[Some records]
⟨

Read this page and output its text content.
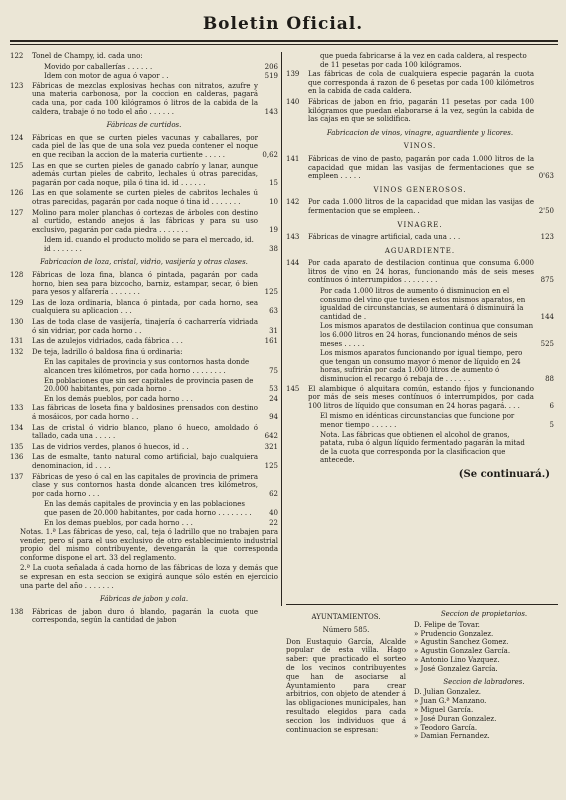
Boletin Oficial.
122	Tonel de Champy, id. cada uno:
Movido por caballerías . . . . . .	206
Idem con motor de agua ó vapor . .	519
123	Fábricas de mezclas explosivas hechas con nitratos, azufre y una materia carbonosa, por la coccion en calderas, pagará cada una, por cada 100 kilógramos ó litros de la cabida de la caldera, trabaje ó no todo el año . . . . . .	143
Fábricas de curtidos.
124	Fábricas en que se curten pieles vacunas y caballares, por cada piel de las que de una sola vez pueda contener el noque en que reciban la accion de la materia curtiente . . . . .	0,62
125	Las en que se curten pieles de ganado cabrío y lanar, aunque además curtan pieles de cabrito, lechales ú otras parecidas, pagarán por cada noque, pila ó tina id. id . . . . . .	15
126	Las en que solamente se curten pieles de cabritos lechales ú otras parecidas, pagarán por cada noque ó tina id . . . . . . .	10
127	Molino para moler planchas ó cortezas de árboles con destino al curtido, estando anejos á las fábricas y para su uso exclusivo, pagarán por cada piedra . . . . . . .	19
Idem id. cuando el producto molido se para el mercado, id. id . . . . . . .	38
Fabricacion de loza, cristal, vidrio, vasijería y otras clases.
128	Fábricas de loza fina, blanca ó pintada, pagarán por cada horno, bien sea para bizcocho, barniz, estampar, secar, ó bien para yesos y alfarería . . . . . . .	125
129	Las de loza ordinaria, blanca ó pintada, por cada horno, sea cualquiera su aplicacion . . .	63
130	Las de toda clase de vasijería, tinajería ó cacharrería vidriada ó sin vidriar, por cada horno . .	31
131	Las de azulejos vidriados, cada fábrica . . .	161
132	De teja, ladrillo ó baldosa fina ú ordinaria:
En las capitales de provincia y sus contornos hasta donde alcancen tres kilómetros, por cada horno . . . . . . . .	75
En poblaciones que sin ser capitales de provincia pasen de 20.000 habitantes, por cada horno .	53
En los demás pueblos, por cada horno . . .	24
133	Las fábricas de loseta fina y baldosines prensados con destino á mosáicos, por cada horno . .	94
134	Las de cristal ó vidrio blanco, plano ó hueco, amoldado ó tallado, cada una . . . . .	642
135	Las de vidrios verdes, planos ó huecos, id . .	321
136	Las de esmalte, tanto natural como artificial, bajo cualquiera denominacion, id . . . .	125
137	Fábricas de yeso ó cal en las capitales de provincia de primera clase y sus contornos hasta donde alcancen tres kilómetros, por cada horno . . .	62
En las demás capitales de provincia y en las poblaciones que pasen de 20.000 habitantes, por cada horno . . . . . . . .	40
En los demas pueblos, por cada horno . . .	22
Notas. 1.ª Las fábricas de yeso, cal, teja ó ladrillo que no trabajen para vender, pero sí para el uso exclusivo de otro establecimiento industrial propio del mismo contribuyente, devengarán la que corresponda conforme dispone el art. 33 del reglamento.
2.ª La cuota señalada á cada horno de las fábricas de loza y demás que se expresan en esta seccion se exigirá aunque sólo estén en ejercicio una parte del año . . . . . . .
Fábricas de jabon y cola.
138	Fábricas de jabon duro ó blando, pagarán la cuota que corresponda, según la cantidad de jabon
que pueda fabricarse á la vez en cada caldera, al respecto de 11 pesetas por cada 100 kilógramos.
139	Las fábricas de cola de cualquiera especie pagarán la cuota que corresponda á razon de 6 pesetas por cada 100 kilómetros en la cabida de cada caldera.
140	Fábricas de jabon en frio, pagarán 11 pesetas por cada 100 kilógramos que puedan elaborarse á la vez, según la cabida de las cajas en que se solidifica.
Fabricacion de vinos, vinagre, aguardiente y licores.
VINOS.
141	Fábricas de vino de pasto, pagarán por cada 1.000 litros de la capacidad que midan las vasijas de fermentaciones que se empleen . . . . .	0'63
VINOS GENEROSOS.
142	Por cada 1.000 litros de la capacidad que midan las vasijas de fermentacion que se empleen. .	2'50
VINAGRE.
143	Fábricas de vinagre artificial, cada una . . .	123
AGUARDIENTE.
144	Por cada aparato de destilacion continua que consuma 6.000 litros de vino en 24 horas, funcionando más de seis meses contínuos ó interrumpidos . . . . . . . .	875
Por cada 1.000 litros de aumento ó disminucion en el consumo del vino que tuviesen estos mismos aparatos, en igualdad de circunstancias, se aumentará ó disminuirá la cantidad de .	144
Los mismos aparatos de destilacion continua que consuman los 6.000 litros en 24 horas, funcionando ménos de seis meses . . . . .	525
Los mismos aparatos funcionando por igual tiempo, pero que tengan un consumo mayor ó menor de líquido en 24 horas, sufrirán por cada 1.000 litros de aumento ó disminucion el recargo ó rebaja de . . . . . .	88
145	El alambique ó alquitara común, estando fijos y funcionando por más de seis meses contínuos ó interrumpidos, por cada 100 litros de líquido que consuman en 24 horas pagará. . . .	6
El mismo en idénticas circunstancias que funcione por menor tiempo . . . . . .	5
Nota. Las fábricas que obtienen el alcohol de granos, patata, ruba ó algun líquido fermentado pagarán la mitad de la cuota que corresponda por la clasificacion que antecede.
(Se continuará.)
AYUNTAMIENTOS.
Número 585.
Don Eustaquio García, Alcalde popular de esta villa. Hago saber: que practicado el sorteo de los vecinos contribuyentes que han de asociarse al Ayuntamiento para crear arbitrios, con objeto de atender á las obligaciones municipales, han resultado elegidos para cada seccion los individuos que á continuacion se espresan:
Seccion de propietarios.
D. Felipe de Tovar.
» Prudencio Gonzalez.
» Agustin Sanchez Gomez.
» Agustin Gonzalez García.
» Antonio Lino Vazquez.
» José Gonzalez García.
Seccion de labradores.
D. Julian Gonzalez.
» Juan G.ª Manzano.
» Miguel García.
» José Duran Gonzalez.
» Teodoro García.
» Damian Fernandez.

⟩

● TASK STATEMENT:
Copy every record above exactly, leaving out any pictures.

● THE COMPLETED TASK:
Read this page and output its text content.
Boletin Oficial.
122	Tonel de Champy, id. cada uno:
Movido por caballerías . . . . . .	206
Idem con motor de agua ó vapor . .	519
123	Fábricas de mezclas explosivas hechas con nitratos, azufre y una materia carbonosa, por la coccion en calderas, pagará cada una, por cada 100 kilógramos ó litros de la cabida de la caldera, trabaje ó no todo el año . . . . . .	143
Fábricas de curtidos.
124	Fábricas en que se curten pieles vacunas y caballares, por cada piel de las que de una sola vez pueda contener el noque en que reciban la accion de la materia curtiente . . . . .	0,62
125	Las en que se curten pieles de ganado cabrío y lanar, aunque además curtan pieles de cabrito, lechales ú otras parecidas, pagarán por cada noque, pila ó tina id. id . . . . . .	15
126	Las en que solamente se curten pieles de cabritos lechales ú otras parecidas, pagarán por cada noque ó tina id . . . . . . .	10
127	Molino para moler planchas ó cortezas de árboles con destino al curtido, estando anejos á las fábricas y para su uso exclusivo, pagarán por cada piedra . . . . . . .	19
Idem id. cuando el producto molido se para el mercado, id. id . . . . . . .	38
Fabricacion de loza, cristal, vidrio, vasijería y otras clases.
128	Fábricas de loza fina, blanca ó pintada, pagarán por cada horno, bien sea para bizcocho, barniz, estampar, secar, ó bien para yesos y alfarería . . . . . . .	125
129	Las de loza ordinaria, blanca ó pintada, por cada horno, sea cualquiera su aplicacion . . .	63
130	Las de toda clase de vasijería, tinajería ó cacharrería vidriada ó sin vidriar, por cada horno . .	31
131	Las de azulejos vidriados, cada fábrica . . .	161
132	De teja, ladrillo ó baldosa fina ú ordinaria:
En las capitales de provincia y sus contornos hasta donde alcancen tres kilómetros, por cada horno . . . . . . . .	75
En poblaciones que sin ser capitales de provincia pasen de 20.000 habitantes, por cada horno .	53
En los demás pueblos, por cada horno . . .	24
133	Las fábricas de loseta fina y baldosines prensados con destino á mosáicos, por cada horno . .	94
134	Las de cristal ó vidrio blanco, plano ó hueco, amoldado ó tallado, cada una . . . . .	642
135	Las de vidrios verdes, planos ó huecos, id . .	321
136	Las de esmalte, tanto natural como artificial, bajo cualquiera denominacion, id . . . .	125
137	Fábricas de yeso ó cal en las capitales de provincia de primera clase y sus contornos hasta donde alcancen tres kilómetros, por cada horno . . .	62
En las demás capitales de provincia y en las poblaciones que pasen de 20.000 habitantes, por cada horno . . . . . . . .	40
En los demas pueblos, por cada horno . . .	22
Notas. 1.ª Las fábricas de yeso, cal, teja ó ladrillo que no trabajen para vender, pero sí para el uso exclusivo de otro establecimiento industrial propio del mismo contribuyente, devengarán la que corresponda conforme dispone el art. 33 del reglamento.
2.ª La cuota señalada á cada horno de las fábricas de loza y demás que se expresan en esta seccion se exigirá aunque sólo estén en ejercicio una parte del año . . . . . . .
Fábricas de jabon y cola.
138	Fábricas de jabon duro ó blando, pagarán la cuota que corresponda, según la cantidad de jabon
que pueda fabricarse á la vez en cada caldera, al respecto de 11 pesetas por cada 100 kilógramos.
139	Las fábricas de cola de cualquiera especie pagarán la cuota que corresponda á razon de 6 pesetas por cada 100 kilómetros en la cabida de cada caldera.
140	Fábricas de jabon en frio, pagarán 11 pesetas por cada 100 kilógramos que puedan elaborarse á la vez, según la cabida de las cajas en que se solidifica.
Fabricacion de vinos, vinagre, aguardiente y licores.
VINOS.
141	Fábricas de vino de pasto, pagarán por cada 1.000 litros de la capacidad que midan las vasijas de fermentaciones que se empleen . . . . .	0'63
VINOS GENEROSOS.
142	Por cada 1.000 litros de la capacidad que midan las vasijas de fermentacion que se empleen. .	2'50
VINAGRE.
143	Fábricas de vinagre artificial, cada una . . .	123
AGUARDIENTE.
144	Por cada aparato de destilacion continua que consuma 6.000 litros de vino en 24 horas, funcionando más de seis meses contínuos ó interrumpidos . . . . . . . .	875
Por cada 1.000 litros de aumento ó disminucion en el consumo del vino que tuviesen estos mismos aparatos, en igualdad de circunstancias, se aumentará ó disminuirá la cantidad de .	144
Los mismos aparatos de destilacion continua que consuman los 6.000 litros en 24 horas, funcionando ménos de seis meses . . . . .	525
Los mismos aparatos funcionando por igual tiempo, pero que tengan un consumo mayor ó menor de líquido en 24 horas, sufrirán por cada 1.000 litros de aumento ó disminucion el recargo ó rebaja de . . . . . .	88
145	El alambique ó alquitara común, estando fijos y funcionando por más de seis meses contínuos ó interrumpidos, por cada 100 litros de líquido que consuman en 24 horas pagará. . . .	6
El mismo en idénticas circunstancias que funcione por menor tiempo . . . . . .	5
Nota. Las fábricas que obtienen el alcohol de granos, patata, ruba ó algun líquido fermentado pagarán la mitad de la cuota que corresponda por la clasificacion que antecede.
(Se continuará.)
AYUNTAMIENTOS.
Número 585.
Don Eustaquio García, Alcalde popular de esta villa. Hago saber: que practicado el sorteo de los vecinos contribuyentes que han de asociarse al Ayuntamiento para crear arbitrios, con objeto de atender á las obligaciones municipales, han resultado elegidos para cada seccion los individuos que á continuacion se espresan:
Seccion de propietarios.
D. Felipe de Tovar.
» Prudencio Gonzalez.
» Agustin Sanchez Gomez.
» Agustin Gonzalez García.
» Antonio Lino Vazquez.
» José Gonzalez García.
Seccion de labradores.
D. Julian Gonzalez.
» Juan G.ª Manzano.
» Miguel García.
» José Duran Gonzalez.
» Teodoro García.
» Damian Fernandez.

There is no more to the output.